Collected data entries
⟨
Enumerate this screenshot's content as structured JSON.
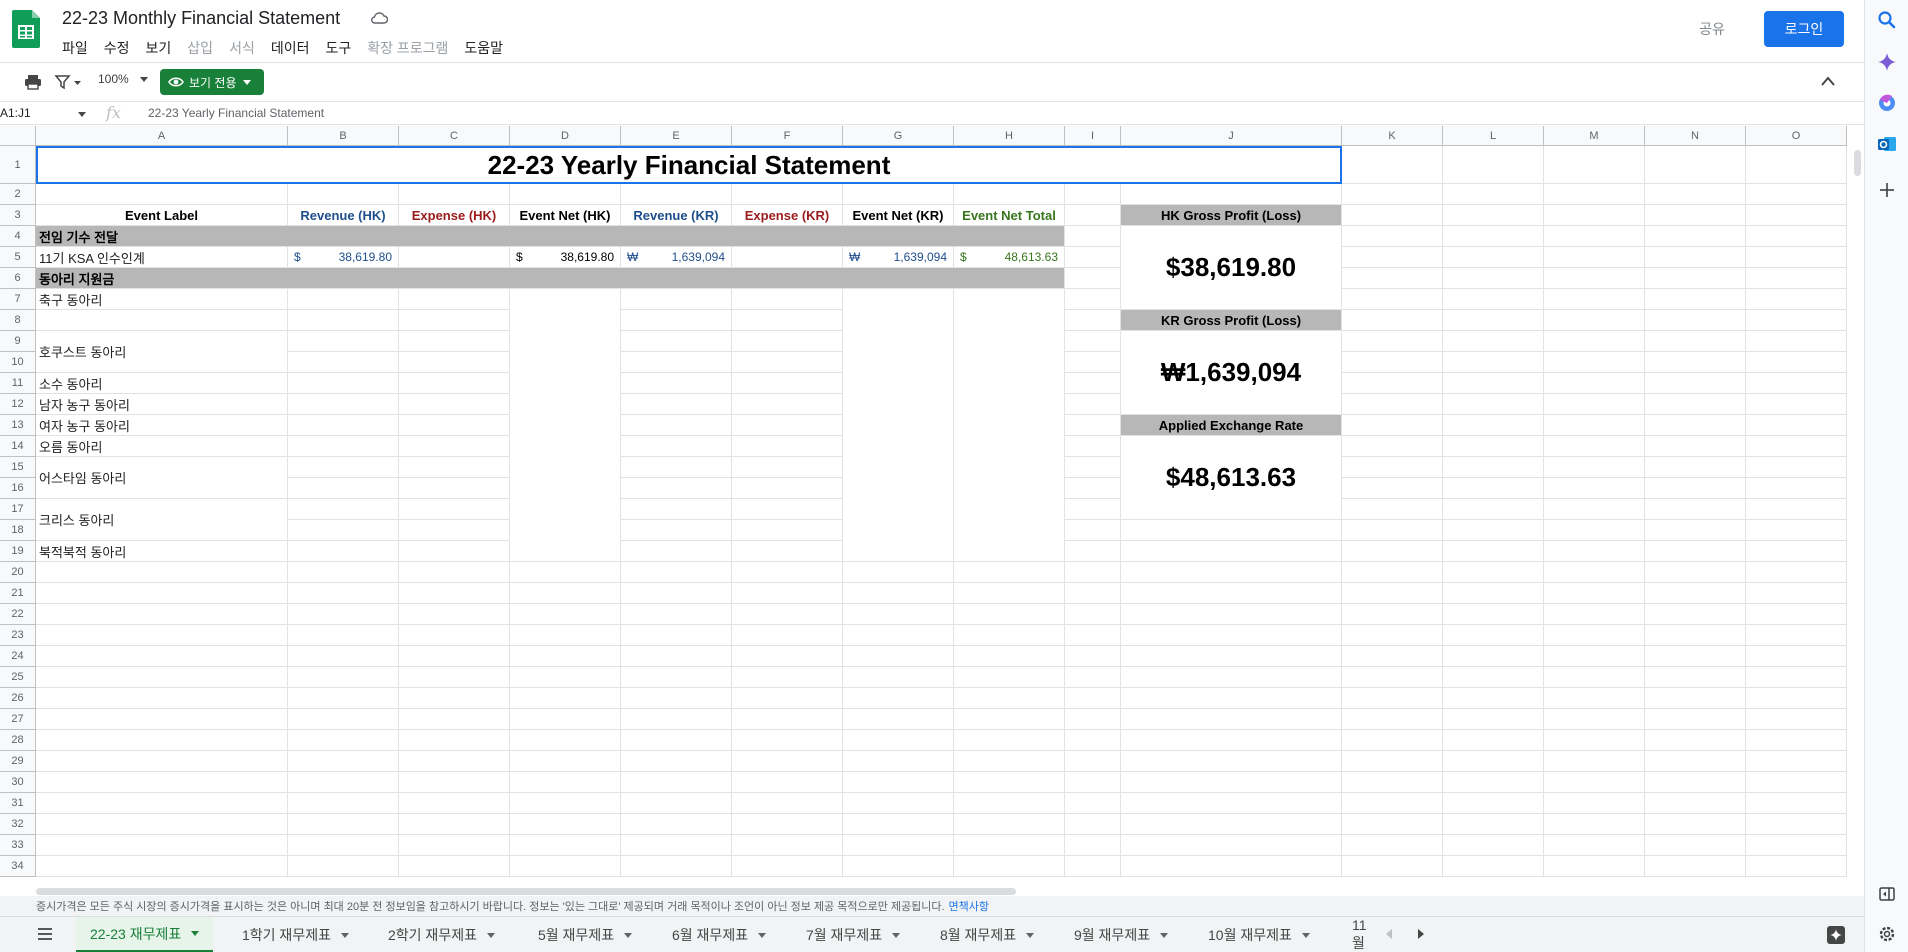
{
  "app": {
    "title": "22-23 Monthly Financial Statement",
    "menus": [
      {
        "label": "파일",
        "enabled": true
      },
      {
        "label": "수정",
        "enabled": true
      },
      {
        "label": "보기",
        "enabled": true
      },
      {
        "label": "삽입",
        "enabled": false
      },
      {
        "label": "서식",
        "enabled": false
      },
      {
        "label": "데이터",
        "enabled": true
      },
      {
        "label": "도구",
        "enabled": true
      },
      {
        "label": "확장 프로그램",
        "enabled": false
      },
      {
        "label": "도움말",
        "enabled": true
      }
    ],
    "share_label": "공유",
    "login_label": "로그인",
    "colors": {
      "accent": "#1a73e8",
      "view_only": "#188038",
      "header_fill": "#b7b7b7"
    }
  },
  "toolbar": {
    "zoom": "100%",
    "view_only_label": "보기 전용",
    "icons": [
      "print-icon",
      "filter-icon",
      "eye-icon",
      "collapse-icon"
    ]
  },
  "formula_bar": {
    "namebox": "A1:J1",
    "fx_label": "fx",
    "content": "22-23 Yearly Financial Statement"
  },
  "sheet": {
    "columns": [
      "A",
      "B",
      "C",
      "D",
      "E",
      "F",
      "G",
      "H",
      "I",
      "J",
      "K",
      "L",
      "M",
      "N",
      "O"
    ],
    "rows": [
      "1",
      "2",
      "3",
      "4",
      "5",
      "6",
      "7",
      "8",
      "9",
      "10",
      "11",
      "12",
      "13",
      "14",
      "15",
      "16",
      "17",
      "18",
      "19",
      "20",
      "21",
      "22",
      "23",
      "24",
      "25",
      "26",
      "27",
      "28",
      "29",
      "30",
      "31",
      "32",
      "33",
      "34"
    ],
    "title": "22-23 Yearly Financial Statement",
    "headers": {
      "event_label": "Event Label",
      "revenue_hk": "Revenue (HK)",
      "expense_hk": "Expense (HK)",
      "net_hk": "Event Net (HK)",
      "revenue_kr": "Revenue (KR)",
      "expense_kr": "Expense (KR)",
      "net_kr": "Event Net (KR)",
      "net_total": "Event Net Total"
    },
    "section_1": "전임 기수 전달",
    "row5": {
      "label": "11기 KSA 인수인계",
      "rev_hk_sym": "$",
      "rev_hk": "38,619.80",
      "net_hk_sym": "$",
      "net_hk": "38,619.80",
      "rev_kr_sym": "₩",
      "rev_kr": "1,639,094",
      "net_kr_sym": "₩",
      "net_kr": "1,639,094",
      "total_sym": "$",
      "total": "48,613.63"
    },
    "section_2": "동아리 지원금",
    "clubs": {
      "r7": "축구 동아리",
      "r9": "호쿠스트 동아리",
      "r11": "소수 동아리",
      "r12": "남자 농구 동아리",
      "r13": "여자 농구 동아리",
      "r14": "오름 동아리",
      "r15": "어스타임 동아리",
      "r17": "크리스 동아리",
      "r19": "북적북적 동아리"
    },
    "summary": {
      "hk_label": "HK Gross Profit (Loss)",
      "hk_value": "$38,619.80",
      "kr_label": "KR Gross Profit (Loss)",
      "kr_value": "₩1,639,094",
      "rate_label": "Applied Exchange Rate",
      "rate_value": "$48,613.63"
    }
  },
  "disclaimer": {
    "text": "증시가격은 모든 주식 시장의 증시가격을 표시하는 것은 아니며 최대 20분 전 정보임을 참고하시기 바랍니다. 정보는 '있는 그대로' 제공되며 거래 목적이나 조언이 아닌 정보 제공 목적으로만 제공됩니다.",
    "link": "면책사항"
  },
  "tabs": [
    {
      "label": "22-23 재무제표",
      "active": true
    },
    {
      "label": "1학기 재무제표",
      "active": false
    },
    {
      "label": "2학기 재무제표",
      "active": false
    },
    {
      "label": "5월 재무제표",
      "active": false
    },
    {
      "label": "6월 재무제표",
      "active": false
    },
    {
      "label": "7월 재무제표",
      "active": false
    },
    {
      "label": "8월 재무제표",
      "active": false
    },
    {
      "label": "9월 재무제표",
      "active": false
    },
    {
      "label": "10월 재무제표",
      "active": false
    },
    {
      "label": "11월",
      "active": false
    }
  ]
}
⟩
Problem:
Reproduce the records above exactly, leaving out every picture they contain.

Reply:
Enumerate this screenshot's content as structured JSON.
{
  "app": {
    "title": "22-23 Monthly Financial Statement",
    "menus": [
      {
        "label": "파일",
        "enabled": true
      },
      {
        "label": "수정",
        "enabled": true
      },
      {
        "label": "보기",
        "enabled": true
      },
      {
        "label": "삽입",
        "enabled": false
      },
      {
        "label": "서식",
        "enabled": false
      },
      {
        "label": "데이터",
        "enabled": true
      },
      {
        "label": "도구",
        "enabled": true
      },
      {
        "label": "확장 프로그램",
        "enabled": false
      },
      {
        "label": "도움말",
        "enabled": true
      }
    ],
    "share_label": "공유",
    "login_label": "로그인",
    "colors": {
      "accent": "#1a73e8",
      "view_only": "#188038",
      "header_fill": "#b7b7b7"
    }
  },
  "toolbar": {
    "zoom": "100%",
    "view_only_label": "보기 전용",
    "icons": [
      "print-icon",
      "filter-icon",
      "eye-icon",
      "collapse-icon"
    ]
  },
  "formula_bar": {
    "namebox": "A1:J1",
    "fx_label": "fx",
    "content": "22-23 Yearly Financial Statement"
  },
  "sheet": {
    "columns": [
      "A",
      "B",
      "C",
      "D",
      "E",
      "F",
      "G",
      "H",
      "I",
      "J",
      "K",
      "L",
      "M",
      "N",
      "O"
    ],
    "rows": [
      "1",
      "2",
      "3",
      "4",
      "5",
      "6",
      "7",
      "8",
      "9",
      "10",
      "11",
      "12",
      "13",
      "14",
      "15",
      "16",
      "17",
      "18",
      "19",
      "20",
      "21",
      "22",
      "23",
      "24",
      "25",
      "26",
      "27",
      "28",
      "29",
      "30",
      "31",
      "32",
      "33",
      "34"
    ],
    "title": "22-23 Yearly Financial Statement",
    "headers": {
      "event_label": "Event Label",
      "revenue_hk": "Revenue (HK)",
      "expense_hk": "Expense (HK)",
      "net_hk": "Event Net (HK)",
      "revenue_kr": "Revenue (KR)",
      "expense_kr": "Expense (KR)",
      "net_kr": "Event Net (KR)",
      "net_total": "Event Net Total"
    },
    "section_1": "전임 기수 전달",
    "row5": {
      "label": "11기 KSA 인수인계",
      "rev_hk_sym": "$",
      "rev_hk": "38,619.80",
      "net_hk_sym": "$",
      "net_hk": "38,619.80",
      "rev_kr_sym": "₩",
      "rev_kr": "1,639,094",
      "net_kr_sym": "₩",
      "net_kr": "1,639,094",
      "total_sym": "$",
      "total": "48,613.63"
    },
    "section_2": "동아리 지원금",
    "clubs": {
      "r7": "축구 동아리",
      "r9": "호쿠스트 동아리",
      "r11": "소수 동아리",
      "r12": "남자 농구 동아리",
      "r13": "여자 농구 동아리",
      "r14": "오름 동아리",
      "r15": "어스타임 동아리",
      "r17": "크리스 동아리",
      "r19": "북적북적 동아리"
    },
    "summary": {
      "hk_label": "HK Gross Profit (Loss)",
      "hk_value": "$38,619.80",
      "kr_label": "KR Gross Profit (Loss)",
      "kr_value": "₩1,639,094",
      "rate_label": "Applied Exchange Rate",
      "rate_value": "$48,613.63"
    }
  },
  "disclaimer": {
    "text": "증시가격은 모든 주식 시장의 증시가격을 표시하는 것은 아니며 최대 20분 전 정보임을 참고하시기 바랍니다. 정보는 '있는 그대로' 제공되며 거래 목적이나 조언이 아닌 정보 제공 목적으로만 제공됩니다.",
    "link": "면책사항"
  },
  "tabs": [
    {
      "label": "22-23 재무제표",
      "active": true
    },
    {
      "label": "1학기 재무제표",
      "active": false
    },
    {
      "label": "2학기 재무제표",
      "active": false
    },
    {
      "label": "5월 재무제표",
      "active": false
    },
    {
      "label": "6월 재무제표",
      "active": false
    },
    {
      "label": "7월 재무제표",
      "active": false
    },
    {
      "label": "8월 재무제표",
      "active": false
    },
    {
      "label": "9월 재무제표",
      "active": false
    },
    {
      "label": "10월 재무제표",
      "active": false
    },
    {
      "label": "11월",
      "active": false
    }
  ]
}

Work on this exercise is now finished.